Requirement
Filter the records below for the word "Schaden". Keep each line that has it.

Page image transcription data
──────

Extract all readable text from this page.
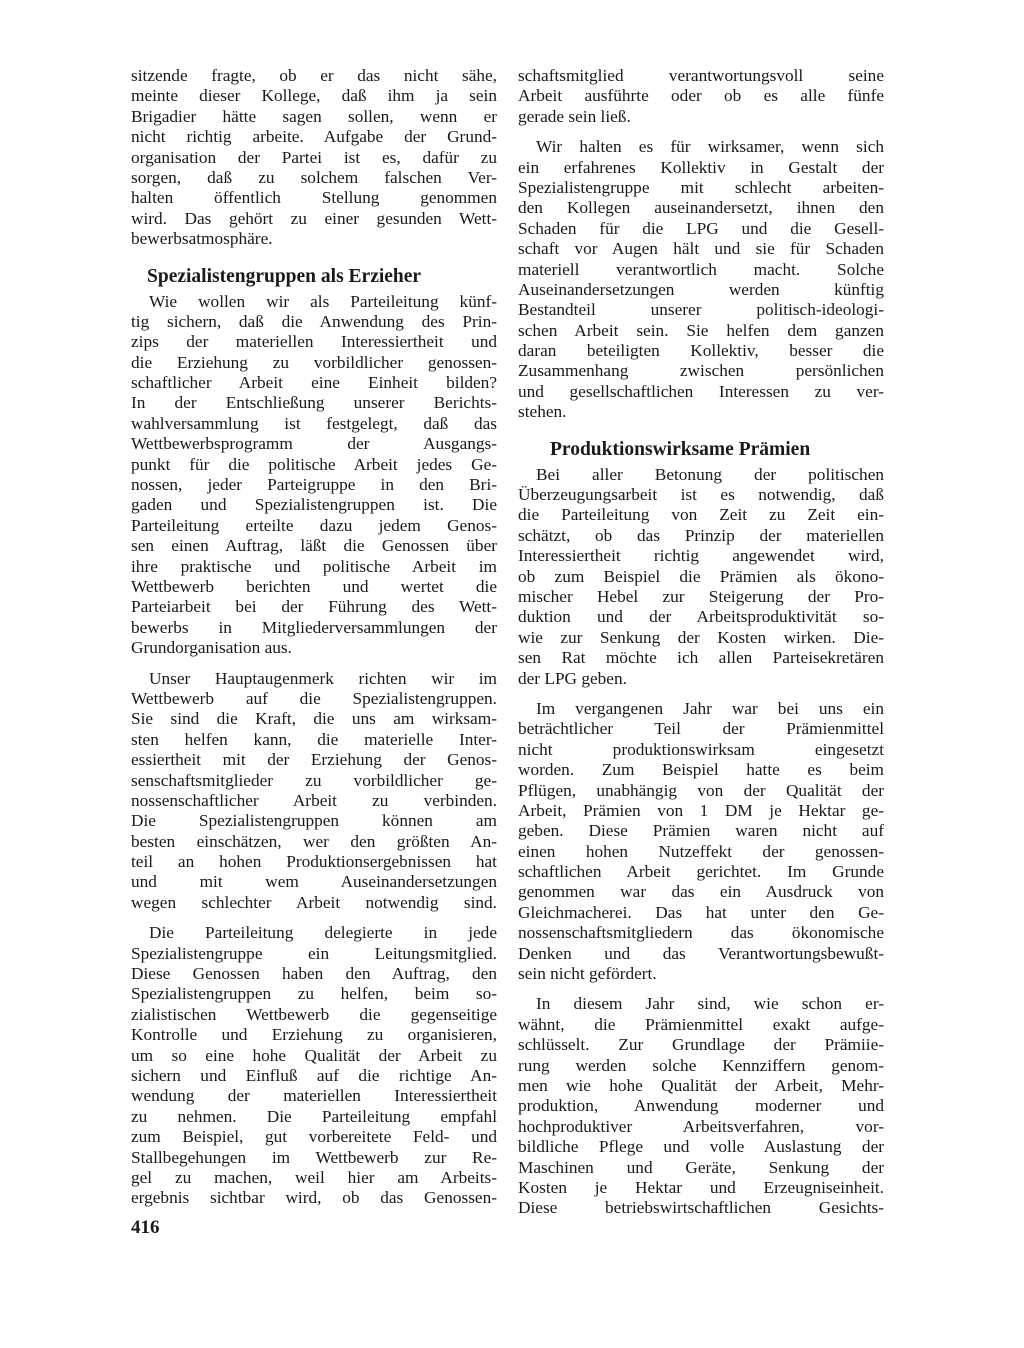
sitzende fragte, ob er das nicht sähe,
meinte dieser Kollege, daß ihm ja sein
Brigadier hätte sagen sollen, wenn er
nicht richtig arbeite. Aufgabe der Grund-
organisation der Partei ist es, dafür zu
sorgen, daß zu solchem falschen Ver-
halten öffentlich Stellung genommen
wird. Das gehört zu einer gesunden Wett-
bewerbsatmosphäre.
Spezialistengruppen als Erzieher
Wie wollen wir als Parteileitung künf-
tig sichern, daß die Anwendung des Prin-
zips der materiellen Interessiertheit und
die Erziehung zu vorbildlicher genossen-
schaftlicher Arbeit eine Einheit bilden?
In der Entschließung unserer Berichts-
wahlversammlung ist festgelegt, daß das
Wettbewerbsprogramm der Ausgangs-
punkt für die politische Arbeit jedes Ge-
nossen, jeder Parteigruppe in den Bri-
gaden und Spezialistengruppen ist. Die
Parteileitung erteilte dazu jedem Genos-
sen einen Auftrag, läßt die Genossen über
ihre praktische und politische Arbeit im
Wettbewerb berichten und wertet die
Parteiarbeit bei der Führung des Wett-
bewerbs in Mitgliederversammlungen der
Grundorganisation aus.
Unser Hauptaugenmerk richten wir im
Wettbewerb auf die Spezialistengruppen.
Sie sind die Kraft, die uns am wirksam-
sten helfen kann, die materielle Inter-
essiertheit mit der Erziehung der Genos-
senschaftsmitglieder zu vorbildlicher ge-
nossenschaftlicher Arbeit zu verbinden.
Die Spezialistengruppen können am
besten einschätzen, wer den größten An-
teil an hohen Produktionsergebnissen hat
und mit wem Auseinandersetzungen
wegen schlechter Arbeit notwendig sind.
Die Parteileitung delegierte in jede
Spezialistengruppe ein Leitungsmitglied.
Diese Genossen haben den Auftrag, den
Spezialistengruppen zu helfen, beim so-
zialistischen Wettbewerb die gegenseitige
Kontrolle und Erziehung zu organisieren,
um so eine hohe Qualität der Arbeit zu
sichern und Einfluß auf die richtige An-
wendung der materiellen Interessiertheit
zu nehmen. Die Parteileitung empfahl
zum Beispiel, gut vorbereitete Feld- und
Stallbegehungen im Wettbewerb zur Re-
gel zu machen, weil hier am Arbeits-
ergebnis sichtbar wird, ob das Genossen-
schaftsmitglied verantwortungsvoll seine
Arbeit ausführte oder ob es alle fünfe
gerade sein ließ.
Wir halten es für wirksamer, wenn sich
ein erfahrenes Kollektiv in Gestalt der
Spezialistengruppe mit schlecht arbeiten-
den Kollegen auseinandersetzt, ihnen den
Schaden für die LPG und die Gesell-
schaft vor Augen hält und sie für Schaden
materiell verantwortlich macht. Solche
Auseinandersetzungen werden künftig
Bestandteil unserer politisch-ideologi-
schen Arbeit sein. Sie helfen dem ganzen
daran beteiligten Kollektiv, besser die
Zusammenhang zwischen persönlichen
und gesellschaftlichen Interessen zu ver-
stehen.
Produktionswirksame Prämien
Bei aller Betonung der politischen
Überzeugungsarbeit ist es notwendig, daß
die Parteileitung von Zeit zu Zeit ein-
schätzt, ob das Prinzip der materiellen
Interessiertheit richtig angewendet wird,
ob zum Beispiel die Prämien als ökono-
mischer Hebel zur Steigerung der Pro-
duktion und der Arbeitsproduktivität so-
wie zur Senkung der Kosten wirken. Die-
sen Rat möchte ich allen Parteisekretären
der LPG geben.
Im vergangenen Jahr war bei uns ein
beträchtlicher Teil der Prämienmittel
nicht produktionswirksam eingesetzt
worden. Zum Beispiel hatte es beim
Pflügen, unabhängig von der Qualität der
Arbeit, Prämien von 1 DM je Hektar ge-
geben. Diese Prämien waren nicht auf
einen hohen Nutzeffekt der genossen-
schaftlichen Arbeit gerichtet. Im Grunde
genommen war das ein Ausdruck von
Gleichmacherei. Das hat unter den Ge-
nossenschaftsmitgliedern das ökonomische
Denken und das Verantwortungsbewußt-
sein nicht gefördert.
In diesem Jahr sind, wie schon er-
wähnt, die Prämienmittel exakt aufge-
schlüsselt. Zur Grundlage der Prämiie-
rung werden solche Kennziffern genom-
men wie hohe Qualität der Arbeit, Mehr-
produktion, Anwendung moderner und
hochproduktiver Arbeitsverfahren, vor-
bildliche Pflege und volle Auslastung der
Maschinen und Geräte, Senkung der
Kosten je Hektar und Erzeugniseinheit.
Diese betriebswirtschaftlichen Gesichts-
416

──────

Reply to the exercise
Schaden für die LPG und die Gesell-
schaft vor Augen hält und sie für Schaden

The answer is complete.